### DATASET RECORDS
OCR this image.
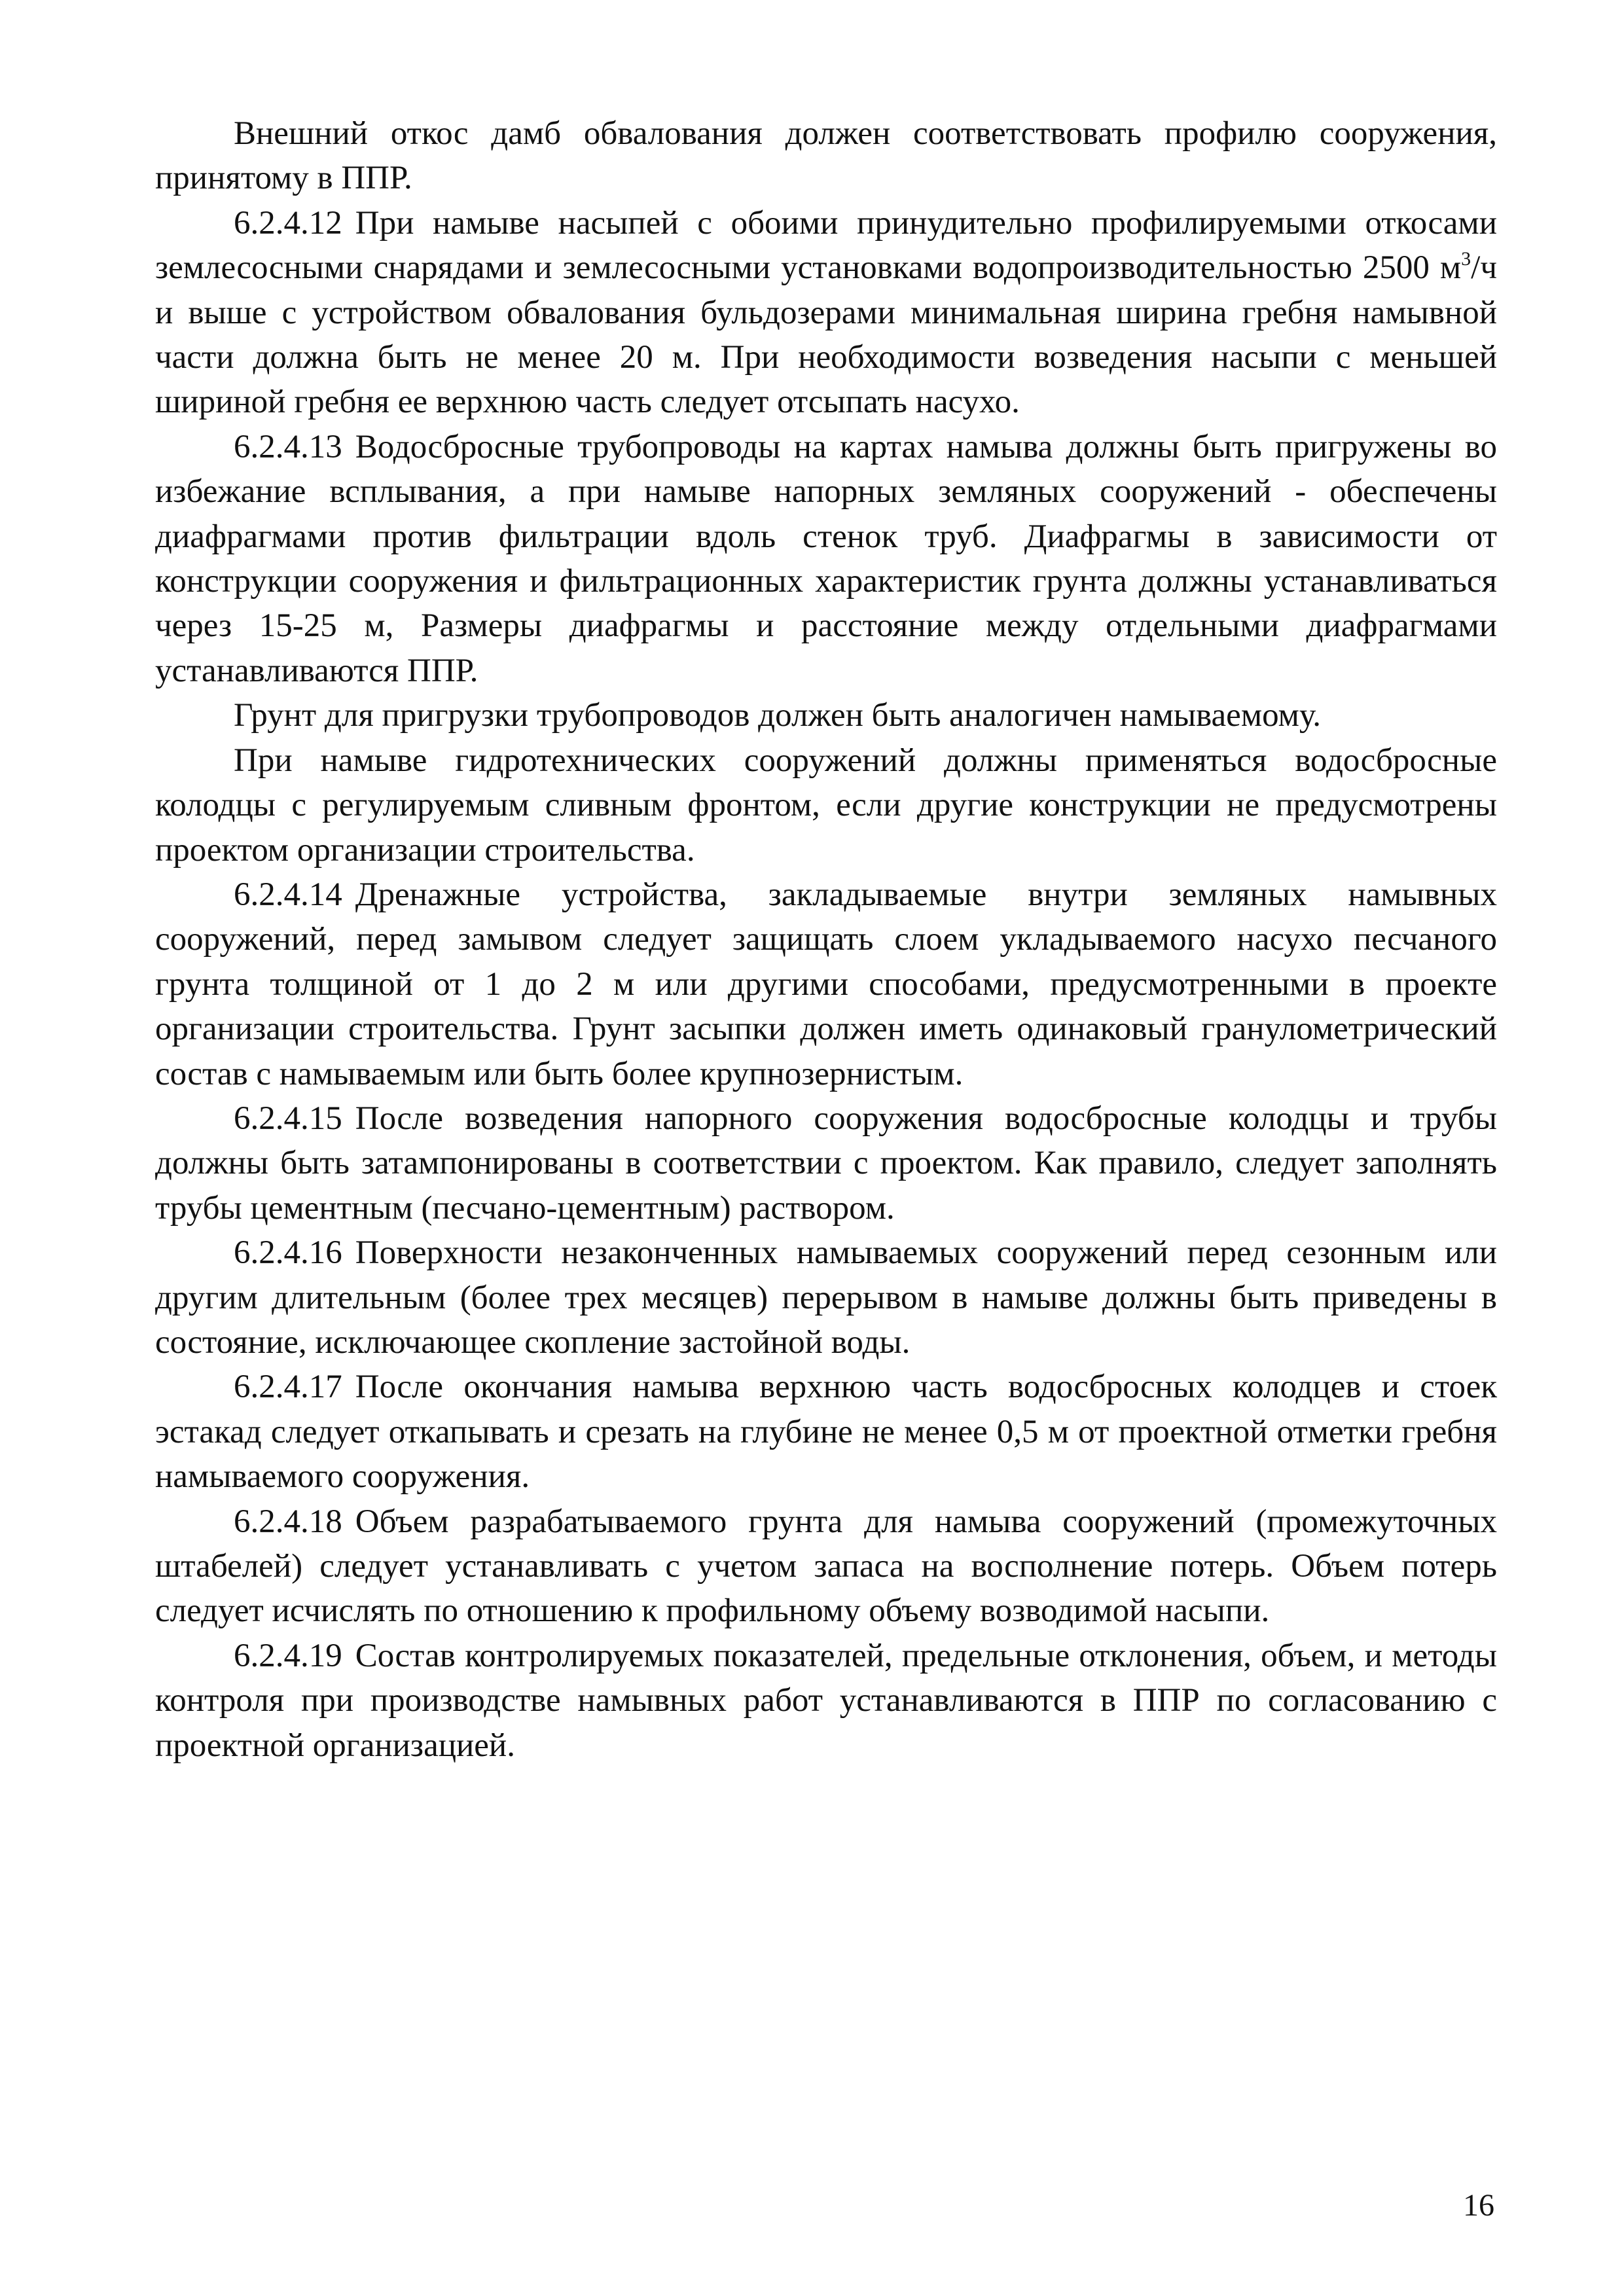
Внешний откос дамб обвалования должен соответствовать профилю сооружения, принятому в ППР.

6.2.4.12 При намыве насыпей с обоими принудительно профилируемыми откосами землесосными снарядами и землесосными установками водопроизводительностью 2500 $м^3/ч$ и выше с устройством обвалования бульдозерами минимальная ширина гребня намывной части должна быть не менее 20 м. При необходимости возведения насыпи с меньшей шириной гребня ее верхнюю часть следует отсыпать насухо.

6.2.4.13 Водосбросные трубопроводы на картах намыва должны быть пригружены во избежание всплывания, а при намыве напорных земляных сооружений - обеспечены диафрагмами против фильтрации вдоль стенок труб. Диафрагмы в зависимости от конструкции сооружения и фильтрационных характеристик грунта должны устанавливаться через 15-25 м, Размеры диафрагмы и расстояние между отдельными диафрагмами устанавливаются ППР.

Грунт для пригрузки трубопроводов должен быть аналогичен намываемому.

При намыве гидротехнических сооружений должны применяться водосбросные колодцы с регулируемым сливным фронтом, если другие конструкции не предусмотрены проектом организации строительства.

6.2.4.14 Дренажные устройства, закладываемые внутри земляных намывных сооружений, перед замывом следует защищать слоем укладываемого насухо песчаного грунта толщиной от 1 до 2 м или другими способами, предусмотренными в проекте организации строительства. Грунт засыпки должен иметь одинаковый гранулометрический состав с намываемым или быть более крупнозернистым.

6.2.4.15 После возведения напорного сооружения водосбросные колодцы и трубы должны быть затампонированы в соответствии с проектом. Как правило, следует заполнять трубы цементным (песчано-цементным) раствором.

6.2.4.16 Поверхности незаконченных намываемых сооружений перед сезонным или другим длительным (более трех месяцев) перерывом в намыве должны быть приведены в состояние, исключающее скопление застойной воды.

6.2.4.17 После окончания намыва верхнюю часть водосбросных колодцев и стоек эстакад следует откапывать и срезать на глубине не менее 0,5 м от проектной отметки гребня намываемого сооружения.

6.2.4.18 Объем разрабатываемого грунта для намыва сооружений (промежуточных штабелей) следует устанавливать с учетом запаса на восполнение потерь. Объем потерь следует исчислять по отношению к профильному объему возводимой насыпи.

6.2.4.19 Состав контролируемых показателей, предельные отклонения, объем, и методы контроля при производстве намывных работ устанавливаются в ППР по согласованию с проектной организацией.

16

### GOAL
Repeat each line of the records above exactly, but do not copy the pictures.

### RESULT FOR THIS EXERCISE
OCR this image.
Внешний откос дамб обвалования должен соответствовать профилю сооружения, принятому в ППР.

6.2.4.12 При намыве насыпей с обоими принудительно профилируемыми откосами землесосными снарядами и землесосными установками водопроизводительностью 2500 $м^3/ч$ и выше с устройством обвалования бульдозерами минимальная ширина гребня намывной части должна быть не менее 20 м. При необходимости возведения насыпи с меньшей шириной гребня ее верхнюю часть следует отсыпать насухо.

6.2.4.13 Водосбросные трубопроводы на картах намыва должны быть пригружены во избежание всплывания, а при намыве напорных земляных сооружений - обеспечены диафрагмами против фильтрации вдоль стенок труб. Диафрагмы в зависимости от конструкции сооружения и фильтрационных характеристик грунта должны устанавливаться через 15-25 м, Размеры диафрагмы и расстояние между отдельными диафрагмами устанавливаются ППР.

Грунт для пригрузки трубопроводов должен быть аналогичен намываемому.

При намыве гидротехнических сооружений должны применяться водосбросные колодцы с регулируемым сливным фронтом, если другие конструкции не предусмотрены проектом организации строительства.

6.2.4.14 Дренажные устройства, закладываемые внутри земляных намывных сооружений, перед замывом следует защищать слоем укладываемого насухо песчаного грунта толщиной от 1 до 2 м или другими способами, предусмотренными в проекте организации строительства. Грунт засыпки должен иметь одинаковый гранулометрический состав с намываемым или быть более крупнозернистым.

6.2.4.15 После возведения напорного сооружения водосбросные колодцы и трубы должны быть затампонированы в соответствии с проектом. Как правило, следует заполнять трубы цементным (песчано-цементным) раствором.

6.2.4.16 Поверхности незаконченных намываемых сооружений перед сезонным или другим длительным (более трех месяцев) перерывом в намыве должны быть приведены в состояние, исключающее скопление застойной воды.

6.2.4.17 После окончания намыва верхнюю часть водосбросных колодцев и стоек эстакад следует откапывать и срезать на глубине не менее 0,5 м от проектной отметки гребня намываемого сооружения.

6.2.4.18 Объем разрабатываемого грунта для намыва сооружений (промежуточных штабелей) следует устанавливать с учетом запаса на восполнение потерь. Объем потерь следует исчислять по отношению к профильному объему возводимой насыпи.

6.2.4.19 Состав контролируемых показателей, предельные отклонения, объем, и методы контроля при производстве намывных работ устанавливаются в ППР по согласованию с проектной организацией.

16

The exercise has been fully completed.